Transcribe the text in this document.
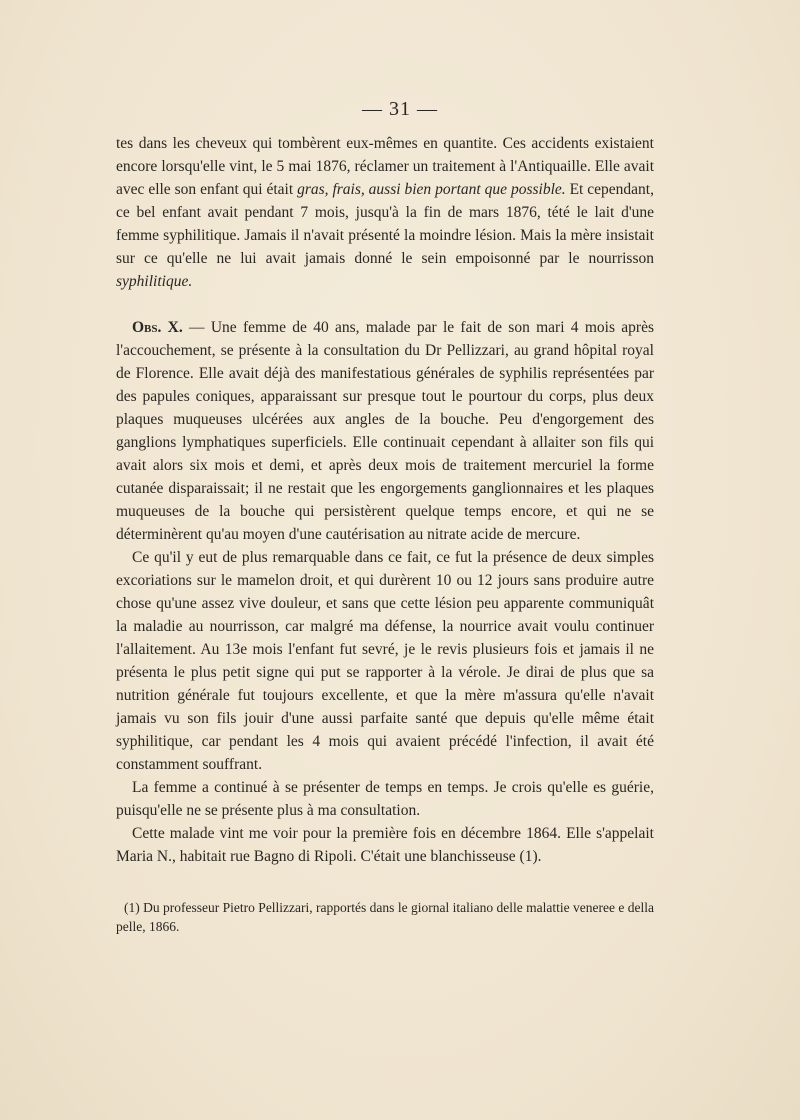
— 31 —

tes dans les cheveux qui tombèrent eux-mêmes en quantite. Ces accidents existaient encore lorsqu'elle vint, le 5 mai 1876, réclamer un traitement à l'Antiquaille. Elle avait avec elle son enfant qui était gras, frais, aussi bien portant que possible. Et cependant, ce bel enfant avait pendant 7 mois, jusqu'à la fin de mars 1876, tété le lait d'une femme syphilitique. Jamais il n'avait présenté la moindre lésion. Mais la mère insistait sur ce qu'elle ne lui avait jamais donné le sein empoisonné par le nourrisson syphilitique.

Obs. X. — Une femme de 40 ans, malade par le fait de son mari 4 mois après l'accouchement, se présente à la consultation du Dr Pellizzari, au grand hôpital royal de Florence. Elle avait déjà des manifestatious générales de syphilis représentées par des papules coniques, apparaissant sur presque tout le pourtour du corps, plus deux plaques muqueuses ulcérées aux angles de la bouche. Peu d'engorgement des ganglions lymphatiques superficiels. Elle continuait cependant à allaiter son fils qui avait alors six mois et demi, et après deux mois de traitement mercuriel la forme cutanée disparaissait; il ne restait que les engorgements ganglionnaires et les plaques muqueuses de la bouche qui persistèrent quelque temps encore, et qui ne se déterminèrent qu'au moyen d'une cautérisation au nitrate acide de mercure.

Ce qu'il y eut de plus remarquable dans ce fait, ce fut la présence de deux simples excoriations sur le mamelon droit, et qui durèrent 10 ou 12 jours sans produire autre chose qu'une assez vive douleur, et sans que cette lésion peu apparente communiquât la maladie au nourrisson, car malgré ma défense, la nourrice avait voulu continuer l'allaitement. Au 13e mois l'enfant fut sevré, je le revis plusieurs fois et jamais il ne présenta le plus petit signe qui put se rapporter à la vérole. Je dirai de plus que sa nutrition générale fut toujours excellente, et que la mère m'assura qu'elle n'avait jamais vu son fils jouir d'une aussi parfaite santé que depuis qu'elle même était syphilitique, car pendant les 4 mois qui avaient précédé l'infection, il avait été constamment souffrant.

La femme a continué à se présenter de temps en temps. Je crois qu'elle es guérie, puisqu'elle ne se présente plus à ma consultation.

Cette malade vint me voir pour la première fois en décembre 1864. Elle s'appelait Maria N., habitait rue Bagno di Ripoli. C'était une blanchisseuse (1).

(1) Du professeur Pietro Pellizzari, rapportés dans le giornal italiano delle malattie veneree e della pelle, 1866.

--

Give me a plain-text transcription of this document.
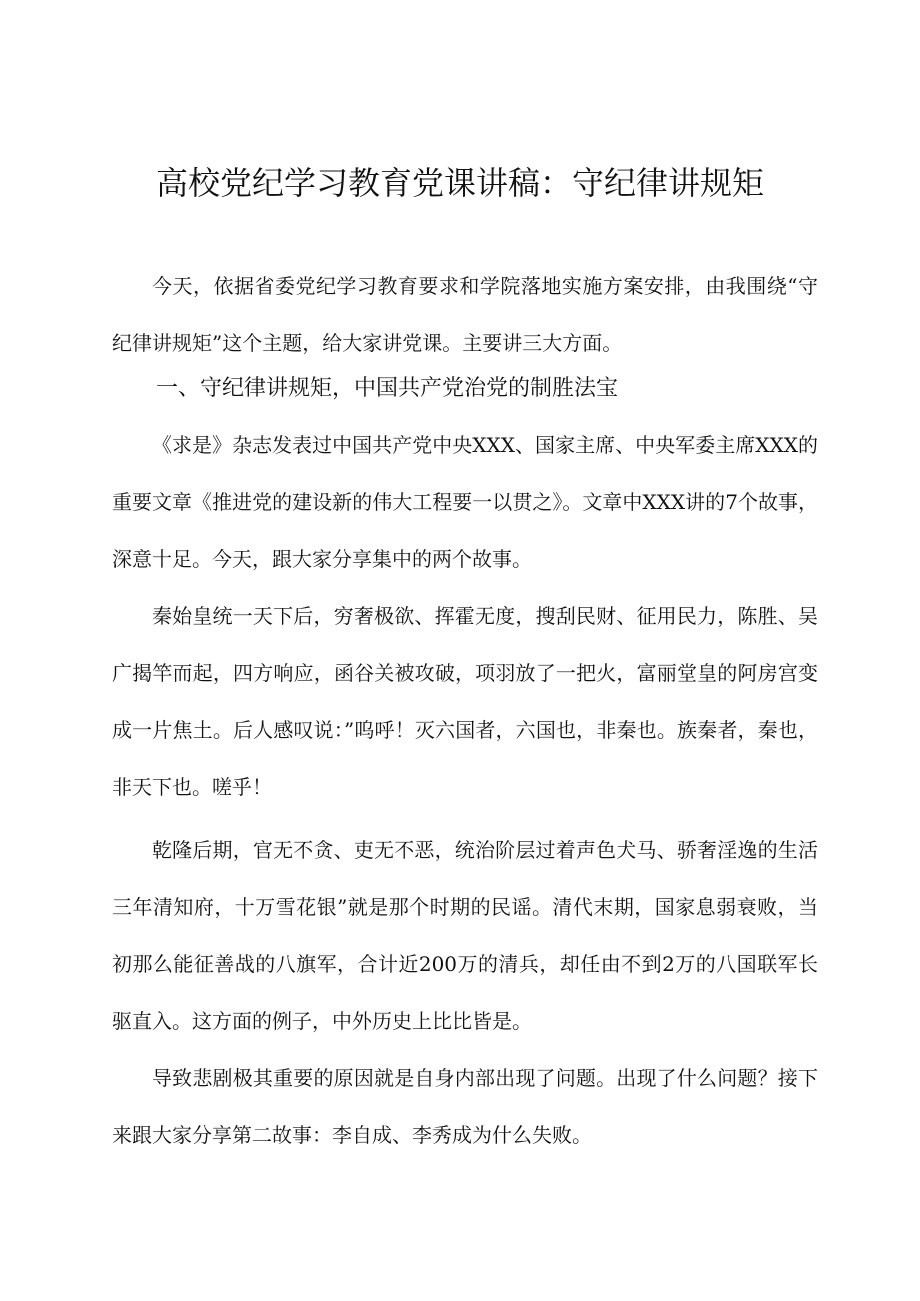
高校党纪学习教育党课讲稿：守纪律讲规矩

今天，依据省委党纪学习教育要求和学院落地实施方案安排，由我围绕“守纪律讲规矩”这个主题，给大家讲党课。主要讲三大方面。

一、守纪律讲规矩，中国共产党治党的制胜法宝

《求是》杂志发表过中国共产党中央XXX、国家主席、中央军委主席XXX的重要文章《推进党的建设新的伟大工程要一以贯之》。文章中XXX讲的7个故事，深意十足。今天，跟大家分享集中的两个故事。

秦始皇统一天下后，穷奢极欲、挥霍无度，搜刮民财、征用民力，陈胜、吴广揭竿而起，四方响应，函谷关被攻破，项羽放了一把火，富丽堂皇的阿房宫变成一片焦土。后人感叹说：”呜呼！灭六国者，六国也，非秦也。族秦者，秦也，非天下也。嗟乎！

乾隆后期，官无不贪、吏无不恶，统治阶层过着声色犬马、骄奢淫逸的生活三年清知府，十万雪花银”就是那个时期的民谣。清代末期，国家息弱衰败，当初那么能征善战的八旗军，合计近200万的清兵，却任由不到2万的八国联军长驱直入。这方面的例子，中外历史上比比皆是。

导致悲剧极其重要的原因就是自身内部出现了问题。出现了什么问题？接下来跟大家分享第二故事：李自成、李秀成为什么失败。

● **INSTRUCTIONS FOR THE TASK**: Of all the lines in the data above, state how many include "text". Say only the number.

● **COMPLETE OUTPUT**: 2